**DATASET:**
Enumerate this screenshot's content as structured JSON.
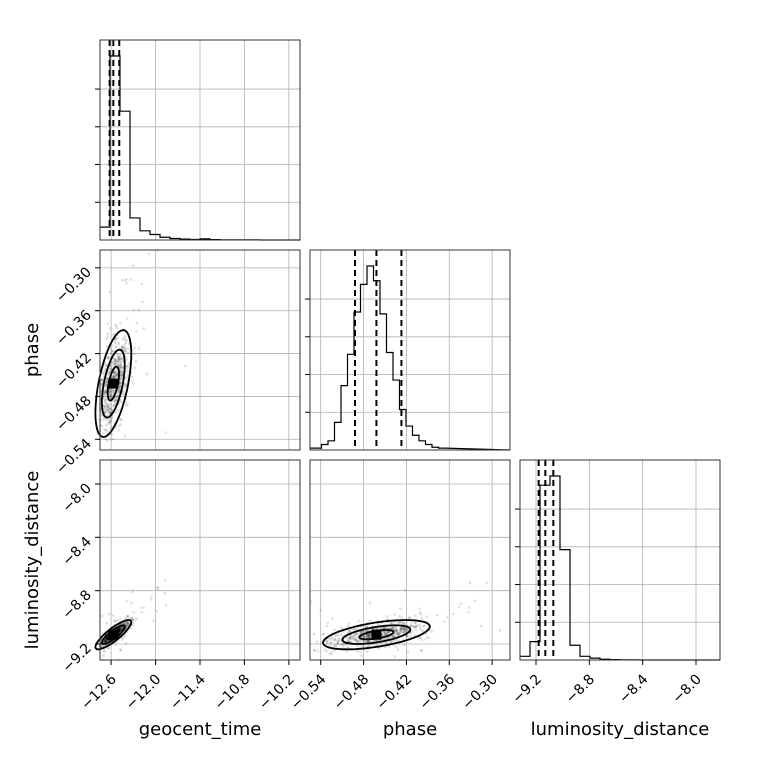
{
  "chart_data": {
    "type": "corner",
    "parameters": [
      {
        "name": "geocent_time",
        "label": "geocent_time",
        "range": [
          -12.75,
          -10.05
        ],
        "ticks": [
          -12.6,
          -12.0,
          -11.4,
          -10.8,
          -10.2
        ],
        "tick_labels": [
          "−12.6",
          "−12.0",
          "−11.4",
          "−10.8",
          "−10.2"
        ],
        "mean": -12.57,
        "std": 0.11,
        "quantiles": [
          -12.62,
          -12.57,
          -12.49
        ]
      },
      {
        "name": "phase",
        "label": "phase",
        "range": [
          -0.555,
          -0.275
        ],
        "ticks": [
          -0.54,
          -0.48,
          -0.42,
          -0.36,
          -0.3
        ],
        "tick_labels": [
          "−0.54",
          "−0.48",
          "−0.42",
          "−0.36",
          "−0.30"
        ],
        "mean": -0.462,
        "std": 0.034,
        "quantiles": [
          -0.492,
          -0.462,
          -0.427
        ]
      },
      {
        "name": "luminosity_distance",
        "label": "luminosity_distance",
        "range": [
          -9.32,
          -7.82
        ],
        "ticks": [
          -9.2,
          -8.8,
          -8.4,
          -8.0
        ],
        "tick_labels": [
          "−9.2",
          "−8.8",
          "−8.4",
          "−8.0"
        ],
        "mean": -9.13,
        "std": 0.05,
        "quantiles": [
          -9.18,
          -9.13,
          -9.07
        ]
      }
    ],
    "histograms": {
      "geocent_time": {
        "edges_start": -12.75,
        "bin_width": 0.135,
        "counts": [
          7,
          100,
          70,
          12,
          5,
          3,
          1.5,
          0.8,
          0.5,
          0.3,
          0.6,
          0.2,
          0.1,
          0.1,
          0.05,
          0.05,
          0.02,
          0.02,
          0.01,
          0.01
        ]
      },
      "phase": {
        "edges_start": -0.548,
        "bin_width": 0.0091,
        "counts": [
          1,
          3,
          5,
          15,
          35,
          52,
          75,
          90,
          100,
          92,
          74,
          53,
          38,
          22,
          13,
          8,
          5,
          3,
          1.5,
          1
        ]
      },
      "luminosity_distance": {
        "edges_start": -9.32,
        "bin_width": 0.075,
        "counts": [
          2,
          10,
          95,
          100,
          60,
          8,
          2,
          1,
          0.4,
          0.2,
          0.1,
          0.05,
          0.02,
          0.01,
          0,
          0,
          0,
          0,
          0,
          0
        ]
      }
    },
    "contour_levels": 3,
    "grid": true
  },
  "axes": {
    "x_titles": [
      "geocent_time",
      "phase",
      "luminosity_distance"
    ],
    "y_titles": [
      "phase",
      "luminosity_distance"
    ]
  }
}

**WRITTEN TASK:**
Set down the lines of the records above exactly, apart from the pictures.

**ANSWER TO THIS EXERCISE:**
Enumerate this screenshot's content as structured JSON.
{
  "chart_data": {
    "type": "corner",
    "parameters": [
      {
        "name": "geocent_time",
        "label": "geocent_time",
        "range": [
          -12.75,
          -10.05
        ],
        "ticks": [
          -12.6,
          -12.0,
          -11.4,
          -10.8,
          -10.2
        ],
        "tick_labels": [
          "−12.6",
          "−12.0",
          "−11.4",
          "−10.8",
          "−10.2"
        ],
        "mean": -12.57,
        "std": 0.11,
        "quantiles": [
          -12.62,
          -12.57,
          -12.49
        ]
      },
      {
        "name": "phase",
        "label": "phase",
        "range": [
          -0.555,
          -0.275
        ],
        "ticks": [
          -0.54,
          -0.48,
          -0.42,
          -0.36,
          -0.3
        ],
        "tick_labels": [
          "−0.54",
          "−0.48",
          "−0.42",
          "−0.36",
          "−0.30"
        ],
        "mean": -0.462,
        "std": 0.034,
        "quantiles": [
          -0.492,
          -0.462,
          -0.427
        ]
      },
      {
        "name": "luminosity_distance",
        "label": "luminosity_distance",
        "range": [
          -9.32,
          -7.82
        ],
        "ticks": [
          -9.2,
          -8.8,
          -8.4,
          -8.0
        ],
        "tick_labels": [
          "−9.2",
          "−8.8",
          "−8.4",
          "−8.0"
        ],
        "mean": -9.13,
        "std": 0.05,
        "quantiles": [
          -9.18,
          -9.13,
          -9.07
        ]
      }
    ],
    "histograms": {
      "geocent_time": {
        "edges_start": -12.75,
        "bin_width": 0.135,
        "counts": [
          7,
          100,
          70,
          12,
          5,
          3,
          1.5,
          0.8,
          0.5,
          0.3,
          0.6,
          0.2,
          0.1,
          0.1,
          0.05,
          0.05,
          0.02,
          0.02,
          0.01,
          0.01
        ]
      },
      "phase": {
        "edges_start": -0.548,
        "bin_width": 0.0091,
        "counts": [
          1,
          3,
          5,
          15,
          35,
          52,
          75,
          90,
          100,
          92,
          74,
          53,
          38,
          22,
          13,
          8,
          5,
          3,
          1.5,
          1
        ]
      },
      "luminosity_distance": {
        "edges_start": -9.32,
        "bin_width": 0.075,
        "counts": [
          2,
          10,
          95,
          100,
          60,
          8,
          2,
          1,
          0.4,
          0.2,
          0.1,
          0.05,
          0.02,
          0.01,
          0,
          0,
          0,
          0,
          0,
          0
        ]
      }
    },
    "contour_levels": 3,
    "grid": true
  },
  "axes": {
    "x_titles": [
      "geocent_time",
      "phase",
      "luminosity_distance"
    ],
    "y_titles": [
      "phase",
      "luminosity_distance"
    ]
  }
}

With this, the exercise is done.